The request:
Determine how many lines contain the string "something", then reply with that figure only.

[Collected data]
• • • • •

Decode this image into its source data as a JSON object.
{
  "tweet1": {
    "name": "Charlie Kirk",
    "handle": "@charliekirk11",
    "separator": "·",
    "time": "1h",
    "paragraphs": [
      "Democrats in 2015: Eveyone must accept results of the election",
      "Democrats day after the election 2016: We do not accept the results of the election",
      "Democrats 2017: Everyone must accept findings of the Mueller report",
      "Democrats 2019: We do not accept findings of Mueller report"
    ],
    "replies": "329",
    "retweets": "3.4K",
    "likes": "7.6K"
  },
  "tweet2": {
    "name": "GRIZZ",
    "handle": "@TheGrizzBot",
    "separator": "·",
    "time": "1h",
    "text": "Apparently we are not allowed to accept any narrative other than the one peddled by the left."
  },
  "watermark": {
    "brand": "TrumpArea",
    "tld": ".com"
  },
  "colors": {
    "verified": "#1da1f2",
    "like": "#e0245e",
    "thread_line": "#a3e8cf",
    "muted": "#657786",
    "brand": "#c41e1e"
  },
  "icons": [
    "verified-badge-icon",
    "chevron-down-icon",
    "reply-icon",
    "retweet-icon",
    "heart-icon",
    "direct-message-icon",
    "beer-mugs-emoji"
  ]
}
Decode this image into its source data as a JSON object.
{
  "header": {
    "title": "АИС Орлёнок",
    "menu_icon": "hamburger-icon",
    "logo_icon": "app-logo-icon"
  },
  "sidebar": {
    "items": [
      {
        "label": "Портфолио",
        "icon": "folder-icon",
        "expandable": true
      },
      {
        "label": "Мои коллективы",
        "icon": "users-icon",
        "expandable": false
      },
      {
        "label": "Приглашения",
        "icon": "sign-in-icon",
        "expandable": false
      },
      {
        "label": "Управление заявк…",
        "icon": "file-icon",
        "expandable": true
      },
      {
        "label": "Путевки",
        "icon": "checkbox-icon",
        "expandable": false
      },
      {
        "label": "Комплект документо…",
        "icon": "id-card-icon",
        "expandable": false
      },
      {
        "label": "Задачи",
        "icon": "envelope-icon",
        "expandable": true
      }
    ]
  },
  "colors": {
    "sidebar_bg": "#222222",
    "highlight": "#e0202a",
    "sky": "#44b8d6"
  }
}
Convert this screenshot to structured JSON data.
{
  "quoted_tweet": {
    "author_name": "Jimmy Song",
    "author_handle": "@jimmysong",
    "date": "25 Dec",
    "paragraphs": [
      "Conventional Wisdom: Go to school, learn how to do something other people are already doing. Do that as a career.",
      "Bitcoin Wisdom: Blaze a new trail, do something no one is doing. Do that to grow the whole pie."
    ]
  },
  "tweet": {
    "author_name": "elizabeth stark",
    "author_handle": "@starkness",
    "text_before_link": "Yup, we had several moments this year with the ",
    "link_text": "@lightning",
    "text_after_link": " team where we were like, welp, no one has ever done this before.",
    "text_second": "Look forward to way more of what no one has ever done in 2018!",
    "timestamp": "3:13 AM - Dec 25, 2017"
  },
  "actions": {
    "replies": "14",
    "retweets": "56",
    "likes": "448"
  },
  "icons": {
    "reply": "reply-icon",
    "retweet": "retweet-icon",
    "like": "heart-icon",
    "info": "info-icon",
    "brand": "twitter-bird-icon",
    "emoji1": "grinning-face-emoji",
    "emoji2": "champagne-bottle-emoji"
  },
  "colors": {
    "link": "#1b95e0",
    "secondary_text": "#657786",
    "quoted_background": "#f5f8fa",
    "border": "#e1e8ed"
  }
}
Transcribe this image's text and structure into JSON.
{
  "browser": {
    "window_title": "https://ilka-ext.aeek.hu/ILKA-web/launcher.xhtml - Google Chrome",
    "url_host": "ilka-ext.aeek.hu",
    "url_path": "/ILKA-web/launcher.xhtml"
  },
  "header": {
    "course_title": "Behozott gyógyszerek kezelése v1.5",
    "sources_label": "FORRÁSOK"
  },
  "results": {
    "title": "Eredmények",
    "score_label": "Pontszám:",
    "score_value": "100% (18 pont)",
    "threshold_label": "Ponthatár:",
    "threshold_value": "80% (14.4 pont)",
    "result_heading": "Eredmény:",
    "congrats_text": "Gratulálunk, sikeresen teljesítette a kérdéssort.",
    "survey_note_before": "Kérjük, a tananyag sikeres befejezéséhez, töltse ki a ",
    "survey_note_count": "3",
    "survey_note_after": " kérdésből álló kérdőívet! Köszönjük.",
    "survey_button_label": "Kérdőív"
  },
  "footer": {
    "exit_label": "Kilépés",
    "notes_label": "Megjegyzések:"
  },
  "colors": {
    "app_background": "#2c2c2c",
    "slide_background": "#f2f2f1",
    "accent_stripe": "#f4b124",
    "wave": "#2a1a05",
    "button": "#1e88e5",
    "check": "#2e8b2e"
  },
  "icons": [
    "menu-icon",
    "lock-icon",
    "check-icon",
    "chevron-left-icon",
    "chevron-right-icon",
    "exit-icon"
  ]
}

• • • • •

Solution to the problem:
2